Exercise aim = Images must not appear in your copy; reproduce every other part of the records exactly.

Records from a data collection =

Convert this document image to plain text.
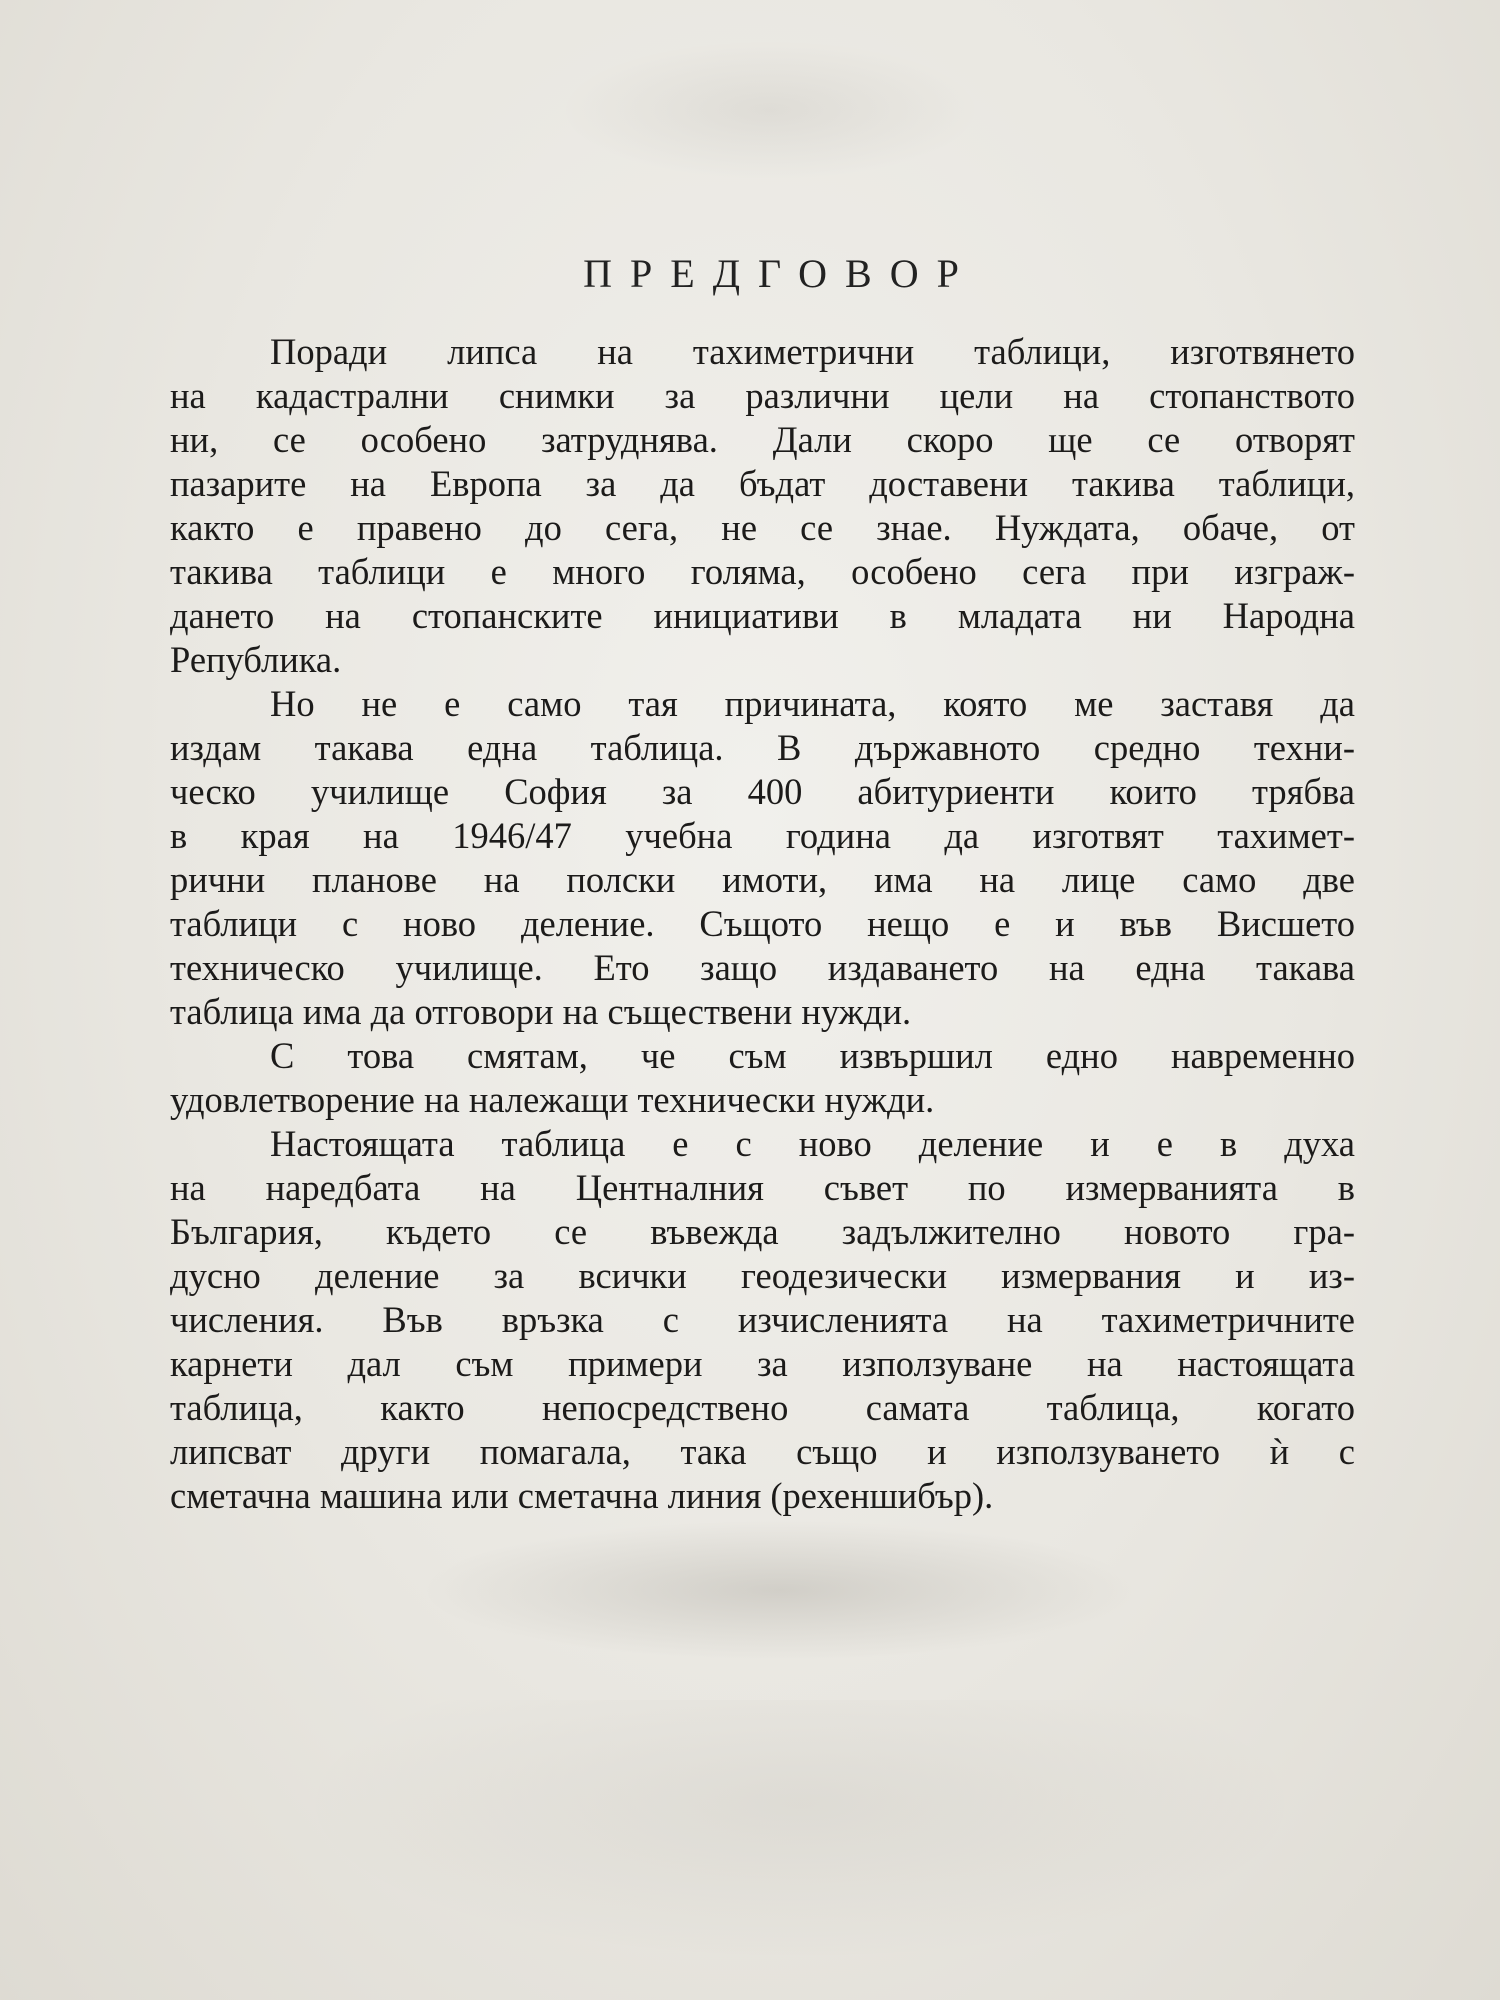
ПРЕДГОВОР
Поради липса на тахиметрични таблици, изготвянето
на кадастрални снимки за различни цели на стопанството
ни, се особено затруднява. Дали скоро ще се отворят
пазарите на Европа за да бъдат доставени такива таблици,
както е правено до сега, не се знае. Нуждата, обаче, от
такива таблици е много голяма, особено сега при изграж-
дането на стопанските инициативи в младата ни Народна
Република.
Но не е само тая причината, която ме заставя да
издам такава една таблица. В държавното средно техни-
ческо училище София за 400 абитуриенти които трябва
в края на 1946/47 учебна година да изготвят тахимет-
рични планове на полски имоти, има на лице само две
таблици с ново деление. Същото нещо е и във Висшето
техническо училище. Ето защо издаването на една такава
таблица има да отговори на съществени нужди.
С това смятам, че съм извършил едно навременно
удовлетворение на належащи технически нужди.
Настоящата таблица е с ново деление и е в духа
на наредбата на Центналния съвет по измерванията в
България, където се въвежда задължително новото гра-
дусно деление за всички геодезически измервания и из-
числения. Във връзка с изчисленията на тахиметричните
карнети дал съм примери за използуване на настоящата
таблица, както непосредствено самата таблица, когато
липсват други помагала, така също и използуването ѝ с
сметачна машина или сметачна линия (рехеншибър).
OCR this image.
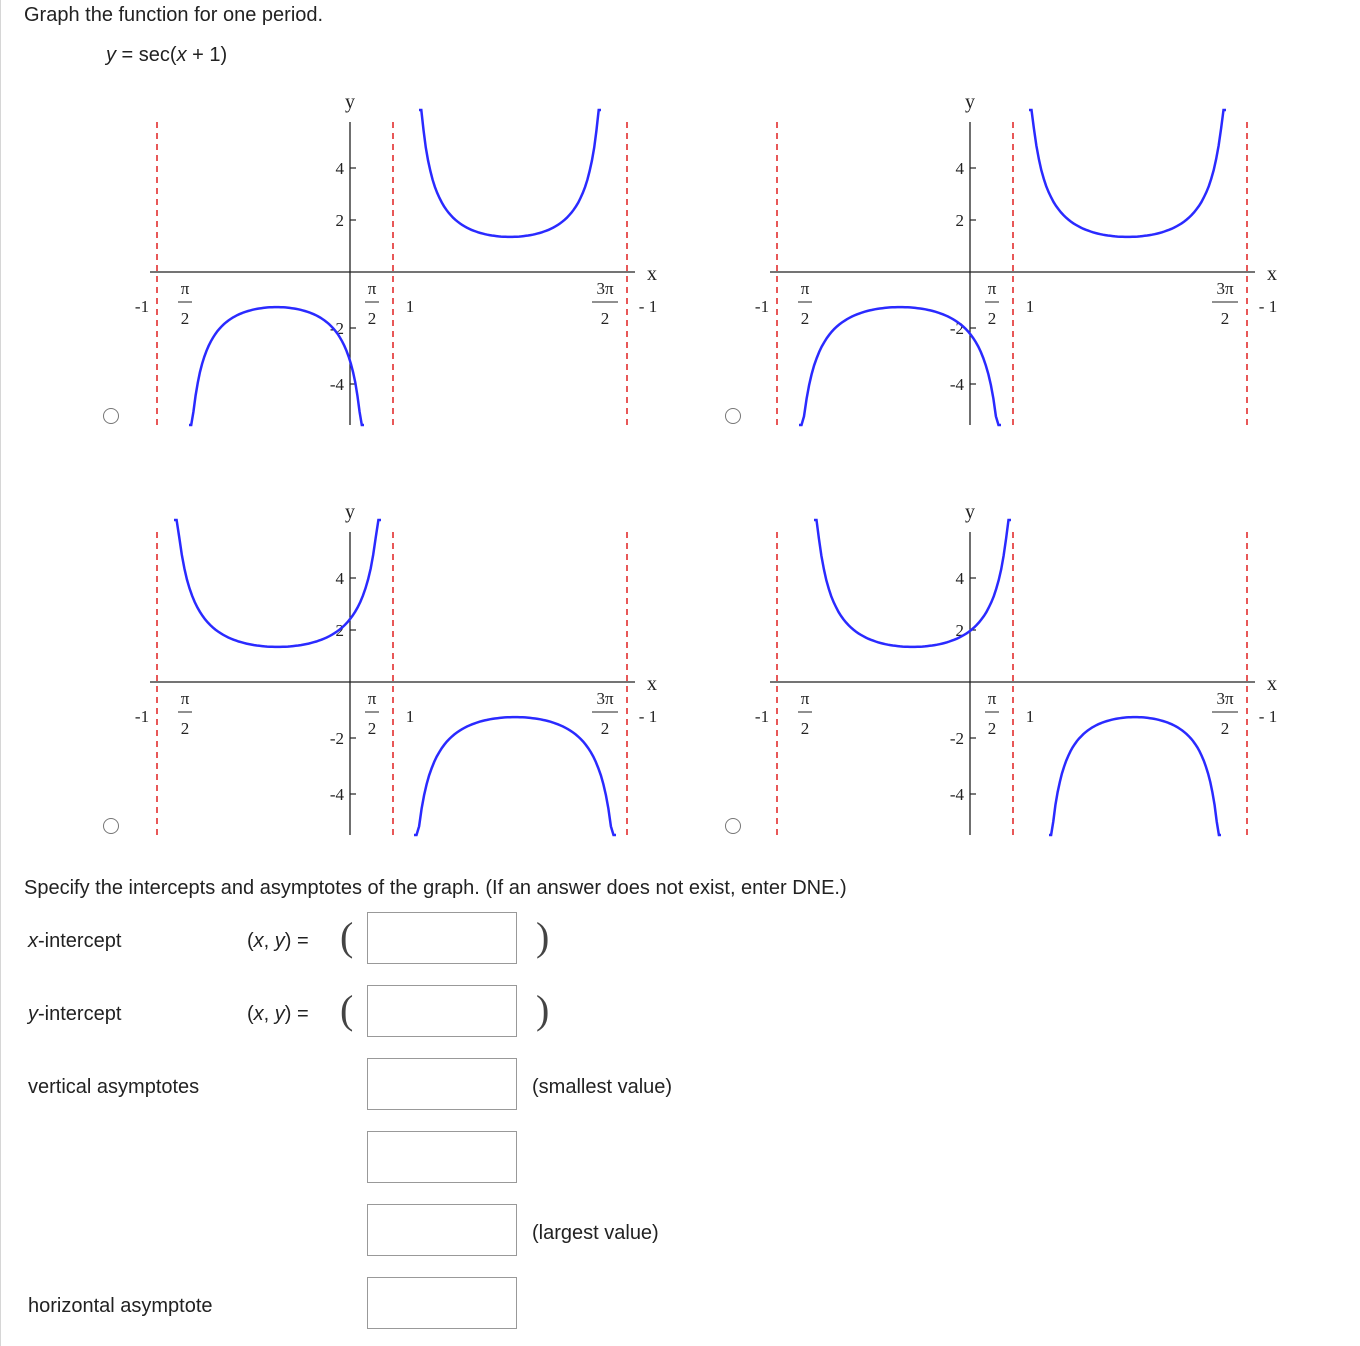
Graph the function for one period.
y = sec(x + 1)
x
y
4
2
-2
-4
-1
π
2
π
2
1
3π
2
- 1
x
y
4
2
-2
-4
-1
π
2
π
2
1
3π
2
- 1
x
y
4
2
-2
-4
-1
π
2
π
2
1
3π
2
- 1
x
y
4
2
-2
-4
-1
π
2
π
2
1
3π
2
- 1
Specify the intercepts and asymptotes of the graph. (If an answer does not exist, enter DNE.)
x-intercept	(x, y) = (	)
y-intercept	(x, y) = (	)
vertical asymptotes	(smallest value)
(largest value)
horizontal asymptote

Solution below =
Convert this document image to plain text.
ПРЕДГОВОР
Поради липса на тахиметрични таблици, изготвянето
на кадастрални снимки за различни цели на стопанството
ни, се особено затруднява. Дали скоро ще се отворят
пазарите на Европа за да бъдат доставени такива таблици,
както е правено до сега, не се знае. Нуждата, обаче, от
такива таблици е много голяма, особено сега при изграж-
дането на стопанските инициативи в младата ни Народна
Република.
Но не е само тая причината, която ме заставя да
издам такава една таблица. В държавното средно техни-
ческо училище София за 400 абитуриенти които трябва
в края на 1946/47 учебна година да изготвят тахимет-
рични планове на полски имоти, има на лице само две
таблици с ново деление. Същото нещо е и във Висшето
техническо училище. Ето защо издаването на една такава
таблица има да отговори на съществени нужди.
С това смятам, че съм извършил едно навременно
удовлетворение на належащи технически нужди.
Настоящата таблица е с ново деление и е в духа
на наредбата на Центналния съвет по измерванията в
България, където се въвежда задължително новото гра-
дусно деление за всички геодезически измервания и из-
числения. Във връзка с изчисленията на тахиметричните
карнети дал съм примери за използуване на настоящата
таблица, както непосредствено самата таблица, когато
липсват други помагала, така също и използуването ѝ с
сметачна машина или сметачна линия (рехеншибър).
OCR this image.
Graph the function for one period.
y = sec(x + 1)
x
y
4
2
-2
-4
-1
π
2
π
2
1
3π
2
- 1
x
y
4
2
-2
-4
-1
π
2
π
2
1
3π
2
- 1
x
y
4
2
-2
-4
-1
π
2
π
2
1
3π
2
- 1
x
y
4
2
-2
-4
-1
π
2
π
2
1
3π
2
- 1
Specify the intercepts and asymptotes of the graph. (If an answer does not exist, enter DNE.)
x-intercept	(x, y) = (	)
y-intercept	(x, y) = (	)
vertical asymptotes	(smallest value)
(largest value)
horizontal asymptote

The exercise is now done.